## Task description
Reproduce the following material exactly, including every line.

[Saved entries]
------------------------------

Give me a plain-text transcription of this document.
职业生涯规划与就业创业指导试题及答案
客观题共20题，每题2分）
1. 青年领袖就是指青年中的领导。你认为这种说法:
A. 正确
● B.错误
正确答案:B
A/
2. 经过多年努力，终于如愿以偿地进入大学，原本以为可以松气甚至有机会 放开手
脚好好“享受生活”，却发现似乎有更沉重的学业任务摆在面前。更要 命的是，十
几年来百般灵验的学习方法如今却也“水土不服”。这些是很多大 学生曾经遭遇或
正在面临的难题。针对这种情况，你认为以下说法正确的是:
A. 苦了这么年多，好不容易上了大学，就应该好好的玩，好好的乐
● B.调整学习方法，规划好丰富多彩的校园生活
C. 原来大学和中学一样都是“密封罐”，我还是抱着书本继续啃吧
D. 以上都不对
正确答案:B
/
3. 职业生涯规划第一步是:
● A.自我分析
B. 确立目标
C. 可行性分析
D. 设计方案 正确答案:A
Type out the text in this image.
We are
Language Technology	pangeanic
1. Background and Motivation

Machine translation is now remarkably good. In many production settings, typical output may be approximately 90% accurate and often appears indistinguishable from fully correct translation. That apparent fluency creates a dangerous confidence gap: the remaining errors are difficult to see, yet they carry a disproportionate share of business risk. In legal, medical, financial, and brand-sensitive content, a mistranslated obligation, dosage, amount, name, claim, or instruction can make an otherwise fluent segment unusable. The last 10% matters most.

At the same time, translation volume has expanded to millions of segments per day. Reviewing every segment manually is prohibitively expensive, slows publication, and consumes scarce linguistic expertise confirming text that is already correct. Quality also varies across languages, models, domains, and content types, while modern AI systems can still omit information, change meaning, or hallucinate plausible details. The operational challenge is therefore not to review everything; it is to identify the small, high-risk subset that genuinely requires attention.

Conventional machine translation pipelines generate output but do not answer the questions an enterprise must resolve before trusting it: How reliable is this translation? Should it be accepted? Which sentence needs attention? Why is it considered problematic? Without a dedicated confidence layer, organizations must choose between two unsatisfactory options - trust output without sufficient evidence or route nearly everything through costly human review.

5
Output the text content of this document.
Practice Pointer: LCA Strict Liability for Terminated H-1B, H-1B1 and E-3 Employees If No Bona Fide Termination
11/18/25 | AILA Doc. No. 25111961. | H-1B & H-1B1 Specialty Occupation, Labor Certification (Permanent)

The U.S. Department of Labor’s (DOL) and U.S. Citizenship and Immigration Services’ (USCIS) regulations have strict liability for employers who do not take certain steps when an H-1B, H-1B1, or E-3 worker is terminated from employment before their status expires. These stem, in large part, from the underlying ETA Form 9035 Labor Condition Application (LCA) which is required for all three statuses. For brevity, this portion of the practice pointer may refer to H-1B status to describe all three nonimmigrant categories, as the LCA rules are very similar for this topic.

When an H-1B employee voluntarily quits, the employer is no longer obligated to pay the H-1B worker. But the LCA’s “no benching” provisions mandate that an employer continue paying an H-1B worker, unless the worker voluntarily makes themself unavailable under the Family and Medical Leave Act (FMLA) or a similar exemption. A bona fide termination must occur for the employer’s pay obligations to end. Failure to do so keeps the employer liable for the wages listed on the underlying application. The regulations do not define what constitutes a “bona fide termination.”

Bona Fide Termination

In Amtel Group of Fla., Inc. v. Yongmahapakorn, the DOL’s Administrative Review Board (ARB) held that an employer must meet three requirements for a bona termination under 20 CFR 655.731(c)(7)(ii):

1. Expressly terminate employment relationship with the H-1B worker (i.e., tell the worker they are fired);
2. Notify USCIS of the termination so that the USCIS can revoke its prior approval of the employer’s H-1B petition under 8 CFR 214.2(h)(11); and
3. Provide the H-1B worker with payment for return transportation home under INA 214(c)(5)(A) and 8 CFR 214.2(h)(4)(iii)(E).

------------------------------

## Task output
Give me a plain-text transcription of this document.
职业生涯规划与就业创业指导试题及答案
客观题共20题，每题2分）
1. 青年领袖就是指青年中的领导。你认为这种说法:
A. 正确
● B.错误
正确答案:B
A/
2. 经过多年努力，终于如愿以偿地进入大学，原本以为可以松气甚至有机会 放开手
脚好好“享受生活”，却发现似乎有更沉重的学业任务摆在面前。更要 命的是，十
几年来百般灵验的学习方法如今却也“水土不服”。这些是很多大 学生曾经遭遇或
正在面临的难题。针对这种情况，你认为以下说法正确的是:
A. 苦了这么年多，好不容易上了大学，就应该好好的玩，好好的乐
● B.调整学习方法，规划好丰富多彩的校园生活
C. 原来大学和中学一样都是“密封罐”，我还是抱着书本继续啃吧
D. 以上都不对
正确答案:B
/
3. 职业生涯规划第一步是:
● A.自我分析
B. 确立目标
C. 可行性分析
D. 设计方案 正确答案:A
Type out the text in this image.
We are
Language Technology	pangeanic
1. Background and Motivation

Machine translation is now remarkably good. In many production settings, typical output may be approximately 90% accurate and often appears indistinguishable from fully correct translation. That apparent fluency creates a dangerous confidence gap: the remaining errors are difficult to see, yet they carry a disproportionate share of business risk. In legal, medical, financial, and brand-sensitive content, a mistranslated obligation, dosage, amount, name, claim, or instruction can make an otherwise fluent segment unusable. The last 10% matters most.

At the same time, translation volume has expanded to millions of segments per day. Reviewing every segment manually is prohibitively expensive, slows publication, and consumes scarce linguistic expertise confirming text that is already correct. Quality also varies across languages, models, domains, and content types, while modern AI systems can still omit information, change meaning, or hallucinate plausible details. The operational challenge is therefore not to review everything; it is to identify the small, high-risk subset that genuinely requires attention.

Conventional machine translation pipelines generate output but do not answer the questions an enterprise must resolve before trusting it: How reliable is this translation? Should it be accepted? Which sentence needs attention? Why is it considered problematic? Without a dedicated confidence layer, organizations must choose between two unsatisfactory options - trust output without sufficient evidence or route nearly everything through costly human review.

5
Output the text content of this document.
Practice Pointer: LCA Strict Liability for Terminated H-1B, H-1B1 and E-3 Employees If No Bona Fide Termination
11/18/25 | AILA Doc. No. 25111961. | H-1B & H-1B1 Specialty Occupation, Labor Certification (Permanent)

The U.S. Department of Labor’s (DOL) and U.S. Citizenship and Immigration Services’ (USCIS) regulations have strict liability for employers who do not take certain steps when an H-1B, H-1B1, or E-3 worker is terminated from employment before their status expires. These stem, in large part, from the underlying ETA Form 9035 Labor Condition Application (LCA) which is required for all three statuses. For brevity, this portion of the practice pointer may refer to H-1B status to describe all three nonimmigrant categories, as the LCA rules are very similar for this topic.

When an H-1B employee voluntarily quits, the employer is no longer obligated to pay the H-1B worker. But the LCA’s “no benching” provisions mandate that an employer continue paying an H-1B worker, unless the worker voluntarily makes themself unavailable under the Family and Medical Leave Act (FMLA) or a similar exemption. A bona fide termination must occur for the employer’s pay obligations to end. Failure to do so keeps the employer liable for the wages listed on the underlying application. The regulations do not define what constitutes a “bona fide termination.”

Bona Fide Termination

In Amtel Group of Fla., Inc. v. Yongmahapakorn, the DOL’s Administrative Review Board (ARB) held that an employer must meet three requirements for a bona termination under 20 CFR 655.731(c)(7)(ii):

1. Expressly terminate employment relationship with the H-1B worker (i.e., tell the worker they are fired);
2. Notify USCIS of the termination so that the USCIS can revoke its prior approval of the employer’s H-1B petition under 8 CFR 214.2(h)(11); and
3. Provide the H-1B worker with payment for return transportation home under INA 214(c)(5)(A) and 8 CFR 214.2(h)(4)(iii)(E).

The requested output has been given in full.